Dataset records:
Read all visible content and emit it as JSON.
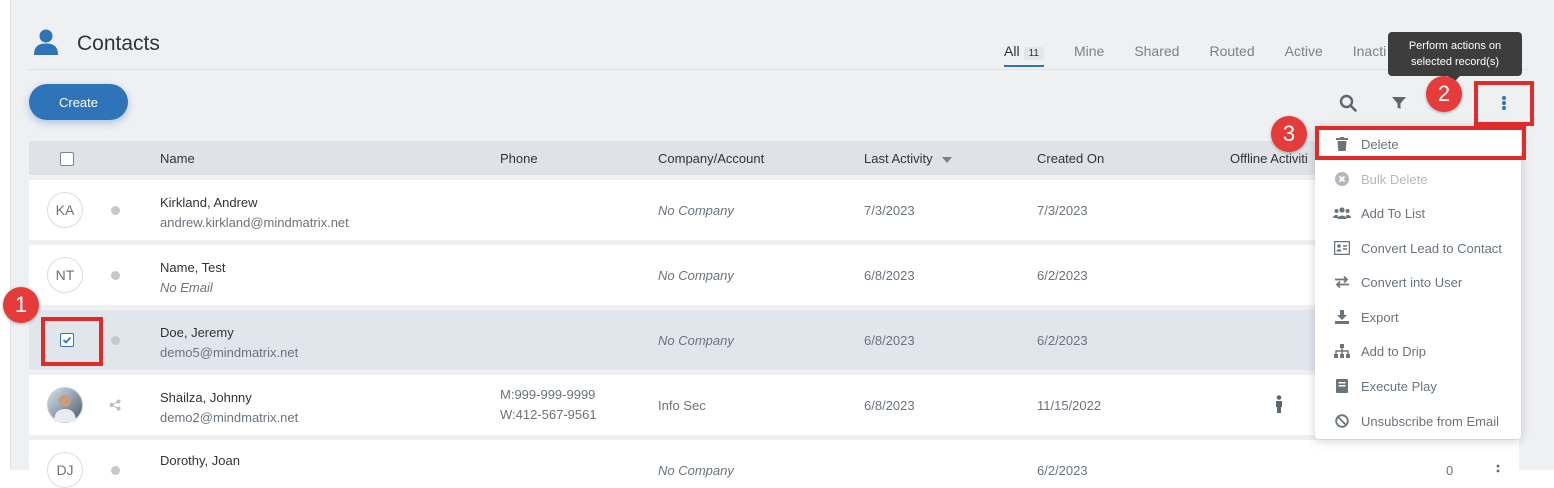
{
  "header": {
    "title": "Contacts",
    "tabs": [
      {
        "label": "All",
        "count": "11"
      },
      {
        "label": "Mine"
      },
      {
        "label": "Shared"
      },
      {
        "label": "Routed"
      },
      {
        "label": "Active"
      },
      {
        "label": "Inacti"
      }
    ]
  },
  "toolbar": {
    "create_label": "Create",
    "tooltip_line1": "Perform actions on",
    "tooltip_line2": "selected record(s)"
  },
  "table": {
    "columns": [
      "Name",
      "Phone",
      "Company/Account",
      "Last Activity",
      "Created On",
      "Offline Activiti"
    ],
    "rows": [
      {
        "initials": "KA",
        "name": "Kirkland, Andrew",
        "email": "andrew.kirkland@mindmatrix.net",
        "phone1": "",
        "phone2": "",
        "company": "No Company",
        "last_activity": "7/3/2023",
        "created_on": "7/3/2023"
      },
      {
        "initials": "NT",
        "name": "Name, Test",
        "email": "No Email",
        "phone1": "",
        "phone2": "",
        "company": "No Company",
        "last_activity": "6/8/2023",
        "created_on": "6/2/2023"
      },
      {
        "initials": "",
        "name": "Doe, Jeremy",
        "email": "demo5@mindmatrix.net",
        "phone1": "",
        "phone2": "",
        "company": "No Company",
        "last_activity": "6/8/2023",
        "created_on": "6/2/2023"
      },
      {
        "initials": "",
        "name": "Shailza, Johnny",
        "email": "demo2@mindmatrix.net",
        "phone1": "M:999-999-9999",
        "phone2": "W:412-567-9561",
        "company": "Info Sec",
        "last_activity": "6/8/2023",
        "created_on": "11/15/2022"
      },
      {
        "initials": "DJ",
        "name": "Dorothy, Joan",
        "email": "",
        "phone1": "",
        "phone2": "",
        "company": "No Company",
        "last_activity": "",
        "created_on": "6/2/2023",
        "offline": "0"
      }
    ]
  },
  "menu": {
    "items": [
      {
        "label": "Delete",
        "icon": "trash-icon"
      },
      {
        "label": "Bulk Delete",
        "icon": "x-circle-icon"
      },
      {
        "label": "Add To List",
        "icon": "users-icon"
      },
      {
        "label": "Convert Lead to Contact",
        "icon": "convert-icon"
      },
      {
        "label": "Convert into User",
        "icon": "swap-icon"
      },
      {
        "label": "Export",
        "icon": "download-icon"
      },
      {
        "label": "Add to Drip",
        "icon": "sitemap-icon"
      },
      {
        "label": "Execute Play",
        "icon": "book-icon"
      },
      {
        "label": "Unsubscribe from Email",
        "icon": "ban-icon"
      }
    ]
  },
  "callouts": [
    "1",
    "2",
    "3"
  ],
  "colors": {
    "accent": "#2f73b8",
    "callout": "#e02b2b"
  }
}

● What to produce: Excluding the pictures, restate the records above word for word.

● Answer to the task:
Read all visible content and emit it as JSON.
{
  "header": {
    "title": "Contacts",
    "tabs": [
      {
        "label": "All",
        "count": "11"
      },
      {
        "label": "Mine"
      },
      {
        "label": "Shared"
      },
      {
        "label": "Routed"
      },
      {
        "label": "Active"
      },
      {
        "label": "Inacti"
      }
    ]
  },
  "toolbar": {
    "create_label": "Create",
    "tooltip_line1": "Perform actions on",
    "tooltip_line2": "selected record(s)"
  },
  "table": {
    "columns": [
      "Name",
      "Phone",
      "Company/Account",
      "Last Activity",
      "Created On",
      "Offline Activiti"
    ],
    "rows": [
      {
        "initials": "KA",
        "name": "Kirkland, Andrew",
        "email": "andrew.kirkland@mindmatrix.net",
        "phone1": "",
        "phone2": "",
        "company": "No Company",
        "last_activity": "7/3/2023",
        "created_on": "7/3/2023"
      },
      {
        "initials": "NT",
        "name": "Name, Test",
        "email": "No Email",
        "phone1": "",
        "phone2": "",
        "company": "No Company",
        "last_activity": "6/8/2023",
        "created_on": "6/2/2023"
      },
      {
        "initials": "",
        "name": "Doe, Jeremy",
        "email": "demo5@mindmatrix.net",
        "phone1": "",
        "phone2": "",
        "company": "No Company",
        "last_activity": "6/8/2023",
        "created_on": "6/2/2023"
      },
      {
        "initials": "",
        "name": "Shailza, Johnny",
        "email": "demo2@mindmatrix.net",
        "phone1": "M:999-999-9999",
        "phone2": "W:412-567-9561",
        "company": "Info Sec",
        "last_activity": "6/8/2023",
        "created_on": "11/15/2022"
      },
      {
        "initials": "DJ",
        "name": "Dorothy, Joan",
        "email": "",
        "phone1": "",
        "phone2": "",
        "company": "No Company",
        "last_activity": "",
        "created_on": "6/2/2023",
        "offline": "0"
      }
    ]
  },
  "menu": {
    "items": [
      {
        "label": "Delete",
        "icon": "trash-icon"
      },
      {
        "label": "Bulk Delete",
        "icon": "x-circle-icon"
      },
      {
        "label": "Add To List",
        "icon": "users-icon"
      },
      {
        "label": "Convert Lead to Contact",
        "icon": "convert-icon"
      },
      {
        "label": "Convert into User",
        "icon": "swap-icon"
      },
      {
        "label": "Export",
        "icon": "download-icon"
      },
      {
        "label": "Add to Drip",
        "icon": "sitemap-icon"
      },
      {
        "label": "Execute Play",
        "icon": "book-icon"
      },
      {
        "label": "Unsubscribe from Email",
        "icon": "ban-icon"
      }
    ]
  },
  "callouts": [
    "1",
    "2",
    "3"
  ],
  "colors": {
    "accent": "#2f73b8",
    "callout": "#e02b2b"
  }
}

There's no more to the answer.